*PROBLEM*
Extract, from the listing that follows, each line containing the word "screenshot".

*RECORD EXCERPTS*

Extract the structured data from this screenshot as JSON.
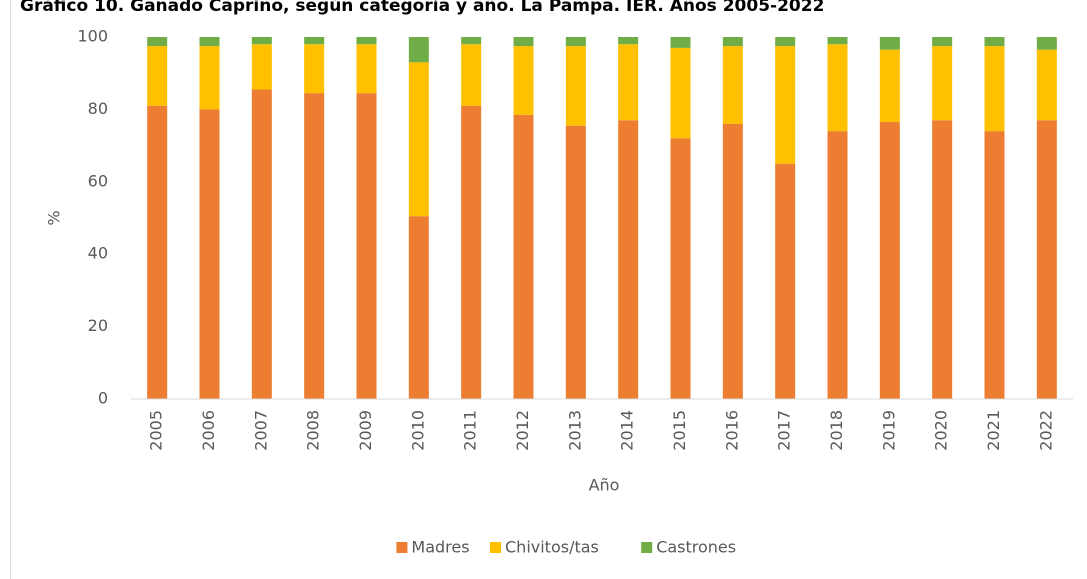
{
  "chart_data": {
    "type": "stacked_bar",
    "title": "Gráfico 10. Ganado Caprino, según categoría y año. La Pampa. IER. Años 2005-2022",
    "y_label": "%",
    "x_label": "Año",
    "categories": [
      "2005",
      "2006",
      "2007",
      "2008",
      "2009",
      "2010",
      "2011",
      "2012",
      "2013",
      "2014",
      "2015",
      "2016",
      "2017",
      "2018",
      "2019",
      "2020",
      "2021",
      "2022"
    ],
    "series": [
      {
        "name": "Madres",
        "color": "#ed7d31",
        "values": [
          81,
          80,
          85.5,
          84.5,
          84.5,
          50.5,
          81,
          78.5,
          75.5,
          77,
          72,
          76,
          65,
          74,
          76.5,
          77,
          74,
          77
        ]
      },
      {
        "name": "Chivitos/tas",
        "color": "#ffc000",
        "values": [
          16.5,
          17.5,
          12.5,
          13.5,
          13.5,
          42.5,
          17,
          19,
          22,
          21,
          25,
          21.5,
          32.5,
          24,
          20,
          20.5,
          23.5,
          19.5
        ]
      },
      {
        "name": "Castrones",
        "color": "#70ad47",
        "values": [
          2.5,
          2.5,
          2,
          2,
          2,
          7,
          2,
          2.5,
          2.5,
          2,
          3,
          2.5,
          2.5,
          2,
          3.5,
          2.5,
          2.5,
          3.5
        ]
      }
    ],
    "ylim": [
      0,
      100
    ],
    "yticks": [
      0,
      20,
      40,
      60,
      80,
      100
    ],
    "grid": false,
    "legend": "bottom"
  }
}
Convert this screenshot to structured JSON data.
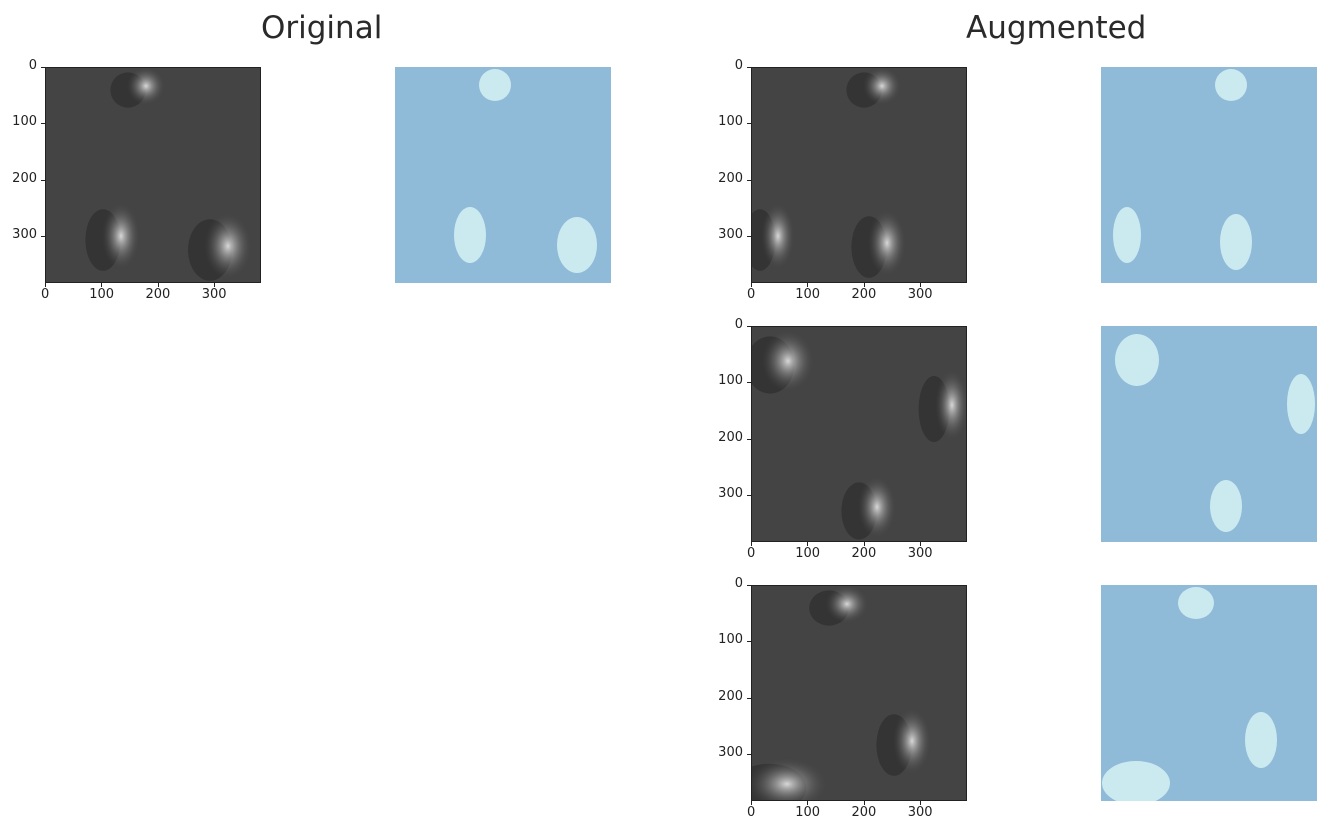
{
  "headings": {
    "original": "Original",
    "augmented": "Augmented"
  },
  "axis_ticks": {
    "y": [
      "0",
      "100",
      "200",
      "300"
    ],
    "x": [
      "0",
      "100",
      "200",
      "300"
    ]
  },
  "colors": {
    "image_bg": "#444444",
    "image_light": "#d8d8d8",
    "mask_bg": "#8fbbd9",
    "mask_fg": "#cbeaf0"
  }
}
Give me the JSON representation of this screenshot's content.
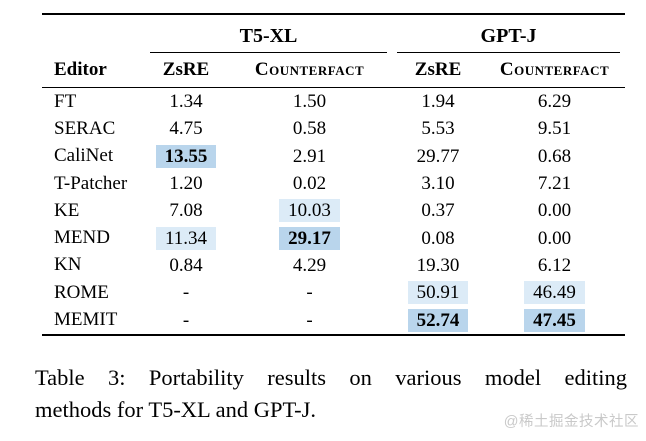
{
  "table": {
    "editor_header": "Editor",
    "groups": [
      {
        "label": "T5-XL",
        "columns": [
          "ZsRE",
          "Counterfact"
        ]
      },
      {
        "label": "GPT-J",
        "columns": [
          "ZsRE",
          "Counterfact"
        ]
      }
    ],
    "rows": [
      {
        "editor": "FT",
        "cells": [
          {
            "value": "1.34"
          },
          {
            "value": "1.50"
          },
          {
            "value": "1.94"
          },
          {
            "value": "6.29"
          }
        ]
      },
      {
        "editor": "SERAC",
        "cells": [
          {
            "value": "4.75"
          },
          {
            "value": "0.58"
          },
          {
            "value": "5.53"
          },
          {
            "value": "9.51"
          }
        ]
      },
      {
        "editor": "CaliNet",
        "cells": [
          {
            "value": "13.55",
            "highlight": "dark",
            "bold": true
          },
          {
            "value": "2.91"
          },
          {
            "value": "29.77"
          },
          {
            "value": "0.68"
          }
        ]
      },
      {
        "editor": "T-Patcher",
        "cells": [
          {
            "value": "1.20"
          },
          {
            "value": "0.02"
          },
          {
            "value": "3.10"
          },
          {
            "value": "7.21"
          }
        ]
      },
      {
        "editor": "KE",
        "cells": [
          {
            "value": "7.08"
          },
          {
            "value": "10.03",
            "highlight": "light"
          },
          {
            "value": "0.37"
          },
          {
            "value": "0.00"
          }
        ]
      },
      {
        "editor": "MEND",
        "cells": [
          {
            "value": "11.34",
            "highlight": "light"
          },
          {
            "value": "29.17",
            "highlight": "dark",
            "bold": true
          },
          {
            "value": "0.08"
          },
          {
            "value": "0.00"
          }
        ]
      },
      {
        "editor": "KN",
        "cells": [
          {
            "value": "0.84"
          },
          {
            "value": "4.29"
          },
          {
            "value": "19.30"
          },
          {
            "value": "6.12"
          }
        ]
      },
      {
        "editor": "ROME",
        "cells": [
          {
            "value": "-"
          },
          {
            "value": "-"
          },
          {
            "value": "50.91",
            "highlight": "light"
          },
          {
            "value": "46.49",
            "highlight": "light"
          }
        ]
      },
      {
        "editor": "MEMIT",
        "cells": [
          {
            "value": "-"
          },
          {
            "value": "-"
          },
          {
            "value": "52.74",
            "highlight": "dark",
            "bold": true
          },
          {
            "value": "47.45",
            "highlight": "dark",
            "bold": true
          }
        ]
      }
    ]
  },
  "caption": {
    "line1": "Table 3: Portability results on various model editing",
    "line2": "methods for T5-XL and GPT-J."
  },
  "watermark": "@稀土掘金技术社区",
  "colors": {
    "highlight_light": "#dcebf7",
    "highlight_dark": "#b9d5ec"
  }
}
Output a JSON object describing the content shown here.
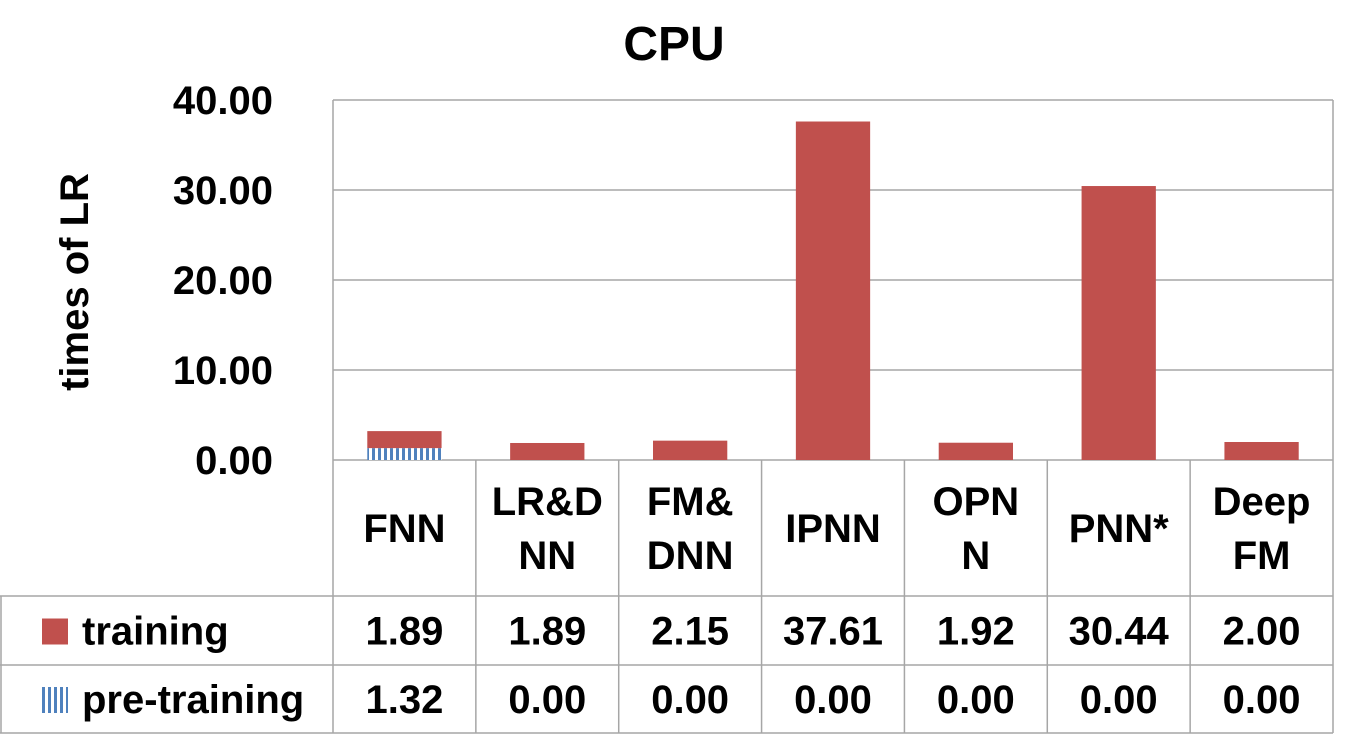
{
  "chart_data": {
    "type": "bar",
    "title": "CPU",
    "ylabel": "times of LR",
    "xlabel": "",
    "ylim": [
      0,
      40
    ],
    "yticks": [
      "0.00",
      "10.00",
      "20.00",
      "30.00",
      "40.00"
    ],
    "categories": [
      [
        "FNN"
      ],
      [
        "LR&D",
        "NN"
      ],
      [
        "FM&",
        "DNN"
      ],
      [
        "IPNN"
      ],
      [
        "OPN",
        "N"
      ],
      [
        "PNN*"
      ],
      [
        "Deep",
        "FM"
      ]
    ],
    "stacked": true,
    "grid": true,
    "legend_placement": "data-table",
    "series": [
      {
        "name": "pre-training",
        "values": [
          1.32,
          0.0,
          0.0,
          0.0,
          0.0,
          0.0,
          0.0
        ],
        "labels": [
          "1.32",
          "0.00",
          "0.00",
          "0.00",
          "0.00",
          "0.00",
          "0.00"
        ],
        "color": "#4f81bd",
        "pattern": "vertical-stripes"
      },
      {
        "name": "training",
        "values": [
          1.89,
          1.89,
          2.15,
          37.61,
          1.92,
          30.44,
          2.0
        ],
        "labels": [
          "1.89",
          "1.89",
          "2.15",
          "37.61",
          "1.92",
          "30.44",
          "2.00"
        ],
        "color": "#c0504d",
        "pattern": "solid"
      }
    ],
    "table_rows": [
      "training",
      "pre-training"
    ]
  }
}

*EXPECTED OUTPUT*
Extract the structured data from this screenshot as JSON.
Convert this screenshot to structured JSON data.
Give me the JSON representation of this screenshot's content.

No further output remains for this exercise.